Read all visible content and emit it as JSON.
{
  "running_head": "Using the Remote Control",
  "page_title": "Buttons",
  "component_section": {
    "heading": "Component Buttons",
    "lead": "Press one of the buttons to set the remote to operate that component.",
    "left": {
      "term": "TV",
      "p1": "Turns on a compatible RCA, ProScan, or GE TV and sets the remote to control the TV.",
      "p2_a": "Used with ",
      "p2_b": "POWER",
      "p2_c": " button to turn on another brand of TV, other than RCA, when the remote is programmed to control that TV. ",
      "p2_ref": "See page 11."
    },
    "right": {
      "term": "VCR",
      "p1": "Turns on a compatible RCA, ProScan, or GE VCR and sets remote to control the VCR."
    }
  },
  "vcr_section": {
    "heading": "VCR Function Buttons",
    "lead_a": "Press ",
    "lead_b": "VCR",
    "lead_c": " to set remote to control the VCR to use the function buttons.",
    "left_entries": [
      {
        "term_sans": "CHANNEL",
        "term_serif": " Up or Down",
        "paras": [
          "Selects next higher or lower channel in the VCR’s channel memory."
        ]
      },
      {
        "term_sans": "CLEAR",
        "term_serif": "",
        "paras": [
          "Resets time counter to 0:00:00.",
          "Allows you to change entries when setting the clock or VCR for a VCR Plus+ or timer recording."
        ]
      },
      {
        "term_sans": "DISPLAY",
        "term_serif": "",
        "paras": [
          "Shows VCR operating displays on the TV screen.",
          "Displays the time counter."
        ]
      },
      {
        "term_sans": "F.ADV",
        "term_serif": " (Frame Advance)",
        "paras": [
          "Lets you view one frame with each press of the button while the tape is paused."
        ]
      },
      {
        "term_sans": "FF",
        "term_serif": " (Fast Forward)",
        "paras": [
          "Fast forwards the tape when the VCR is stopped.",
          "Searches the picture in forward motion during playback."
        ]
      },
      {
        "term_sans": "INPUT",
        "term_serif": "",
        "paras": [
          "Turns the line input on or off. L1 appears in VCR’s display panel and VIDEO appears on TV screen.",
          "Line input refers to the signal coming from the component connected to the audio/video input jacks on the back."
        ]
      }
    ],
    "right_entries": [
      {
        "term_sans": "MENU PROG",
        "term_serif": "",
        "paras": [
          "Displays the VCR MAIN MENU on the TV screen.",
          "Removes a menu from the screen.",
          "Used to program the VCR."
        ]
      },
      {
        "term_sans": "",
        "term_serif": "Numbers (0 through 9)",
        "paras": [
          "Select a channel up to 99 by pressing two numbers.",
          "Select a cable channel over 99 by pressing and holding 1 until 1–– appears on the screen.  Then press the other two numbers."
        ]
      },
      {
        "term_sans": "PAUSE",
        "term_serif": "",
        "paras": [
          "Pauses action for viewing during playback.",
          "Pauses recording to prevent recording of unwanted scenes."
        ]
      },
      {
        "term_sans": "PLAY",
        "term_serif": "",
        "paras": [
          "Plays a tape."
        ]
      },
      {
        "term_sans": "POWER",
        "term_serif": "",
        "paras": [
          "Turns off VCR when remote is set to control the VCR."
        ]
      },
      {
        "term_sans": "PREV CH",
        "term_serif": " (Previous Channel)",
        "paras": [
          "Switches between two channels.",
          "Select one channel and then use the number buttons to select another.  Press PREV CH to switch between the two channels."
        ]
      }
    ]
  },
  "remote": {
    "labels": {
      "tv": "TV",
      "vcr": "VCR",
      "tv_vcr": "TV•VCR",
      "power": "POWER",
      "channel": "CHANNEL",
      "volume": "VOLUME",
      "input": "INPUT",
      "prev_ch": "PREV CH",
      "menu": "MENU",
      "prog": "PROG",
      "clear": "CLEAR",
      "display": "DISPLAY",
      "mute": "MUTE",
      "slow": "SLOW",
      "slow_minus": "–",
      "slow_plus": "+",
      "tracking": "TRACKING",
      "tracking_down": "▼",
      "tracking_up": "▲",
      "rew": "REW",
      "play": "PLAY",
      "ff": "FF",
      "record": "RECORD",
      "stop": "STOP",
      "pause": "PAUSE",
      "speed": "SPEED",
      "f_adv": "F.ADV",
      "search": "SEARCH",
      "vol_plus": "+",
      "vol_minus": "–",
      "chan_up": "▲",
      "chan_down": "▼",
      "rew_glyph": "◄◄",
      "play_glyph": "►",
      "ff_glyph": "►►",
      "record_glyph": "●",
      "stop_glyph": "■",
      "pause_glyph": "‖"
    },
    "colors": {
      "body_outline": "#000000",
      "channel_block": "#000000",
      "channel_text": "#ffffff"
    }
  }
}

________

YOUR TASK -
How many lines in the records above contain the word "playback"? Reply with the number alone.

TASK RESULT -
2